§ Goal of the exercise
State the number of lines in the records underneath where the word "cell" turns up, and say nothing else.

§ Records supplied
# # # # #
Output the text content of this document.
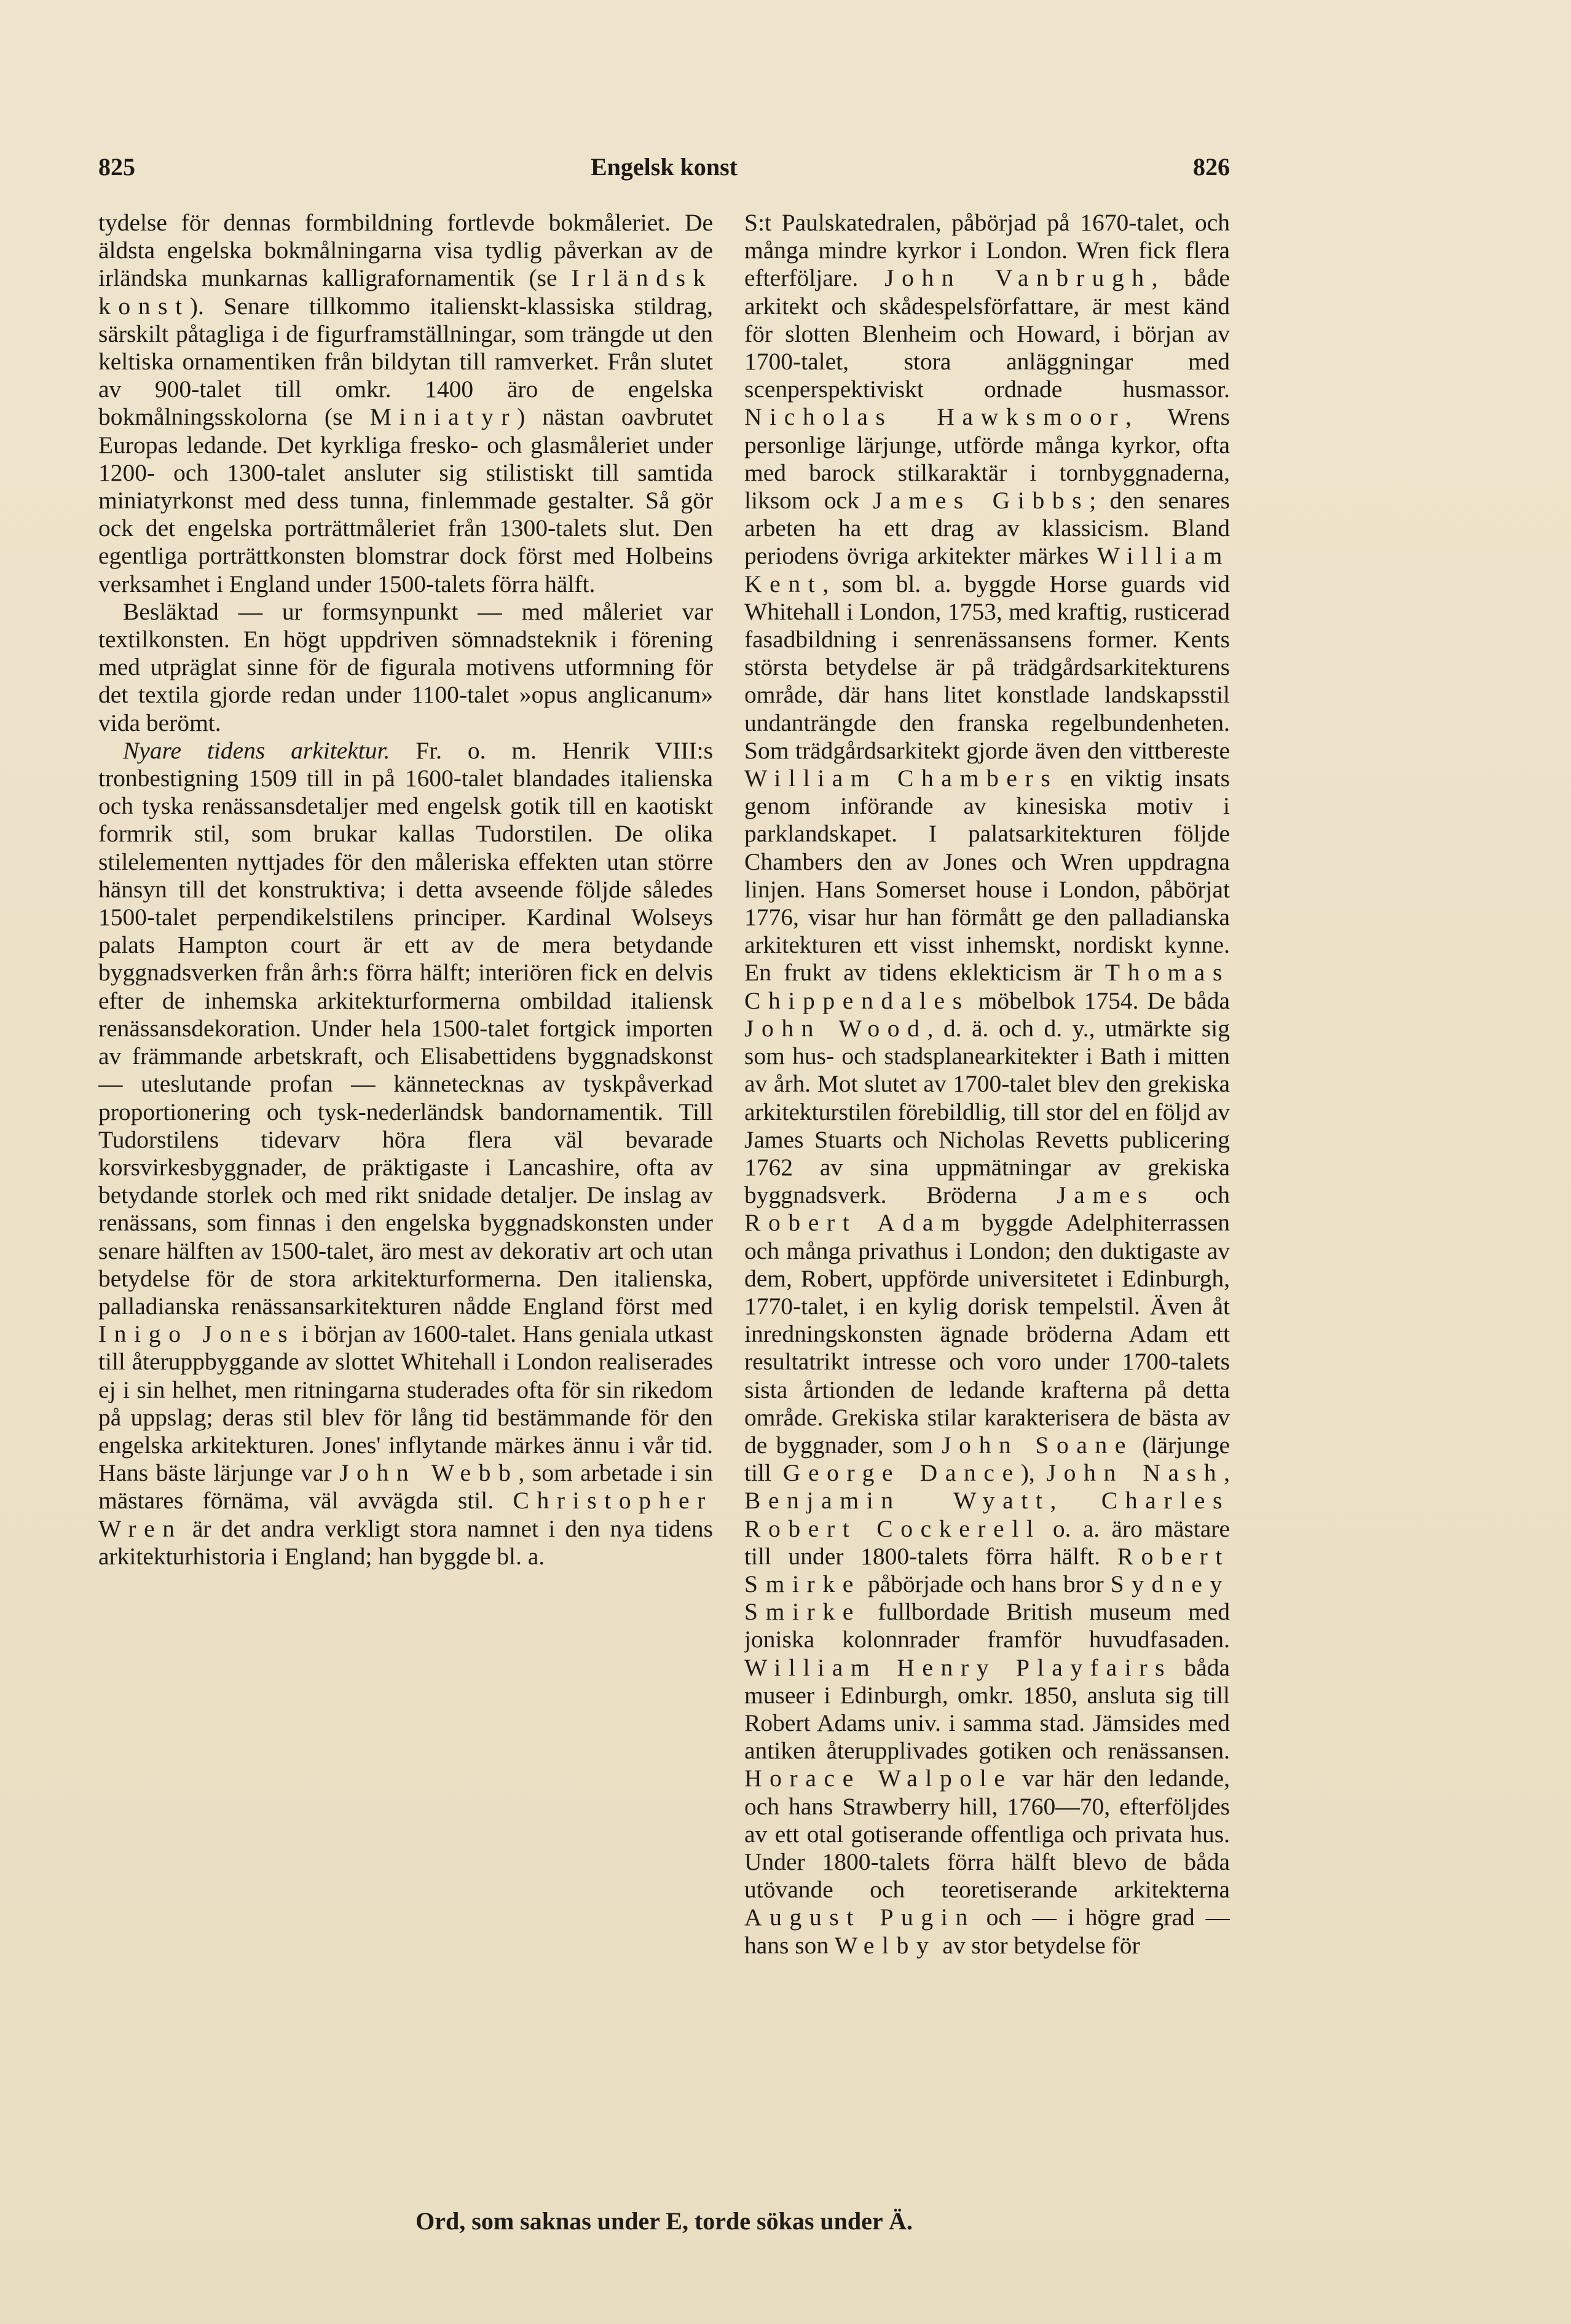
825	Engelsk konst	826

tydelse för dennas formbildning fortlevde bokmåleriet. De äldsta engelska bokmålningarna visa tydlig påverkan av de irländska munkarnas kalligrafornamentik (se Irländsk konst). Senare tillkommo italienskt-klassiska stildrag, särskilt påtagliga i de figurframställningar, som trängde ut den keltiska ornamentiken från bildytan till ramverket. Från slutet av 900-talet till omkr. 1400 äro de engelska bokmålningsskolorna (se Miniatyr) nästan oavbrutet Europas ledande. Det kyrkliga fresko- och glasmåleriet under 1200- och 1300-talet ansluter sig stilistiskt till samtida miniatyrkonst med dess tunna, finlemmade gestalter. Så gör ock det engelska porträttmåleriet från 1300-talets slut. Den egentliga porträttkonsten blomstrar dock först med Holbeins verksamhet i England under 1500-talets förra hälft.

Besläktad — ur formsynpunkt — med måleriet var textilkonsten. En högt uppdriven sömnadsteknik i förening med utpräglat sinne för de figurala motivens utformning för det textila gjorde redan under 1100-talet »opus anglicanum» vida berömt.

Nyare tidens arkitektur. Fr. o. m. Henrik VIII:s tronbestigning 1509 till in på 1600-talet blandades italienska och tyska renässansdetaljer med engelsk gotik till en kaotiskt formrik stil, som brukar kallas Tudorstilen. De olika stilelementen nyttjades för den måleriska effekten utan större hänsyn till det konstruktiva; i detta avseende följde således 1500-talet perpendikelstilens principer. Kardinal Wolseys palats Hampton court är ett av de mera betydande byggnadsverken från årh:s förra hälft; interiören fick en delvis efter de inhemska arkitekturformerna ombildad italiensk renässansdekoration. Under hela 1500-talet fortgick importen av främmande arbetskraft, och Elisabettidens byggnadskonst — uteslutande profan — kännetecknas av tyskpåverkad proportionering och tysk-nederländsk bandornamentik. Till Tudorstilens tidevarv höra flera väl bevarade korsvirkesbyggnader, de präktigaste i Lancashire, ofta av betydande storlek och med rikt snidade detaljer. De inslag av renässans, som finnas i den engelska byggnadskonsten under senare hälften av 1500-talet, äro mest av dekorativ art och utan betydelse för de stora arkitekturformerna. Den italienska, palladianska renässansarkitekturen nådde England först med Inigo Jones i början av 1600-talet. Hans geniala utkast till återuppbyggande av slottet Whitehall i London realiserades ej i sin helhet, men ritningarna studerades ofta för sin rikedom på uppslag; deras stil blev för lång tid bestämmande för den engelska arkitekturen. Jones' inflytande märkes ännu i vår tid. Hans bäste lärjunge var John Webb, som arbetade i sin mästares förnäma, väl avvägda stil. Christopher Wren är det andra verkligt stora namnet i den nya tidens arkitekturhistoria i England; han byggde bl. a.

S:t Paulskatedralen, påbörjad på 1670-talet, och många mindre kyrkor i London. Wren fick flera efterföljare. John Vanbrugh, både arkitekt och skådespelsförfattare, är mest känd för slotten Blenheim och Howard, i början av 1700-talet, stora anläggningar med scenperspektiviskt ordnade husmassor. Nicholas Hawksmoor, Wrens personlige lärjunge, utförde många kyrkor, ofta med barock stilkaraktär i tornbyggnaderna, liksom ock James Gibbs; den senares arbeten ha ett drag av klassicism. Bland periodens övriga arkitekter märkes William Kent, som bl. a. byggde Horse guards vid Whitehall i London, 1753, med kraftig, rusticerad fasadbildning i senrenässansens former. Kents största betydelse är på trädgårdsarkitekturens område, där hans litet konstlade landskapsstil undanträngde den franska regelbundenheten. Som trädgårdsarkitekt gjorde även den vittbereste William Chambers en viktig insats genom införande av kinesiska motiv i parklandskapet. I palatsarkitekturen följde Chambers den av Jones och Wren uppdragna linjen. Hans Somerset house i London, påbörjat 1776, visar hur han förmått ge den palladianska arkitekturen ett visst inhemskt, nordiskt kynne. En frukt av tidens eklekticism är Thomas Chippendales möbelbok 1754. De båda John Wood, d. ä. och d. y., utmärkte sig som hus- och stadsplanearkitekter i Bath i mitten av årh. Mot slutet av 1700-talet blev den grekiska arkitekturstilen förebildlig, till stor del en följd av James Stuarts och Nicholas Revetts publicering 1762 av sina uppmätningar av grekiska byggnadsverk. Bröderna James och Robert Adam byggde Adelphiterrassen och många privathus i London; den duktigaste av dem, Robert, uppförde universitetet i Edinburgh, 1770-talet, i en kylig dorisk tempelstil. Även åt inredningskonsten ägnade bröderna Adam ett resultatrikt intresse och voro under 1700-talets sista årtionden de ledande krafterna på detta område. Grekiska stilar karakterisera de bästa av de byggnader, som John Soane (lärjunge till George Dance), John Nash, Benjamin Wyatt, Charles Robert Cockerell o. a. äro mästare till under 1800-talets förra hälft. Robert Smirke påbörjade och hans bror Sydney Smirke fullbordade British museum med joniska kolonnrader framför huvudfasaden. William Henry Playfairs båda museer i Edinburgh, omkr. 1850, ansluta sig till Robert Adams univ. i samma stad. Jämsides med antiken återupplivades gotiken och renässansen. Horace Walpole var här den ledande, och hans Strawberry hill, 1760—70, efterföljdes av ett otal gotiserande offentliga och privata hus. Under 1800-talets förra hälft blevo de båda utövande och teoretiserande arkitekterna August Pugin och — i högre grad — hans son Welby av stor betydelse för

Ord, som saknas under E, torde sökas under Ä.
# # # # #
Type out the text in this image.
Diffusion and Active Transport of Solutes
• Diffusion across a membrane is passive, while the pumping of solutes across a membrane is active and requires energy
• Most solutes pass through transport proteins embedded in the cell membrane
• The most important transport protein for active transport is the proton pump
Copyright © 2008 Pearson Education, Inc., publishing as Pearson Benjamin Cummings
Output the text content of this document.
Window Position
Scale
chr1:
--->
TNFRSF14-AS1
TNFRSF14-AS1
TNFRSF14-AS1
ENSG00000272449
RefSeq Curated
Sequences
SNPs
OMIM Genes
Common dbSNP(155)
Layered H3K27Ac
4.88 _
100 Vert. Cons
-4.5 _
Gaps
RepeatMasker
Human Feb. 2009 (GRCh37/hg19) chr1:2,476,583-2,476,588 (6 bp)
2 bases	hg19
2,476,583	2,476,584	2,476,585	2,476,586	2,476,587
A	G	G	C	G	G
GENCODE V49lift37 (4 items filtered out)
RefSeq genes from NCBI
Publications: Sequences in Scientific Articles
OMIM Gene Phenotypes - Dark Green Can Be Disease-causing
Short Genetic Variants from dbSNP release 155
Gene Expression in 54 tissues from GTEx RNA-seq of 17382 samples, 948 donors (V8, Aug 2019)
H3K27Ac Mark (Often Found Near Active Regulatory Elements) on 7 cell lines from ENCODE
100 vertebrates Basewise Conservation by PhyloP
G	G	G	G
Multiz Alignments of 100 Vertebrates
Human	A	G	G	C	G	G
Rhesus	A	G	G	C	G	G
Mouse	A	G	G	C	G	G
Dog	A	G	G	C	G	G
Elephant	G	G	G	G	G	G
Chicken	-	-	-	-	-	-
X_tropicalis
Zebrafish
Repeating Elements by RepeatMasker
# # # # #
§ Answer space
2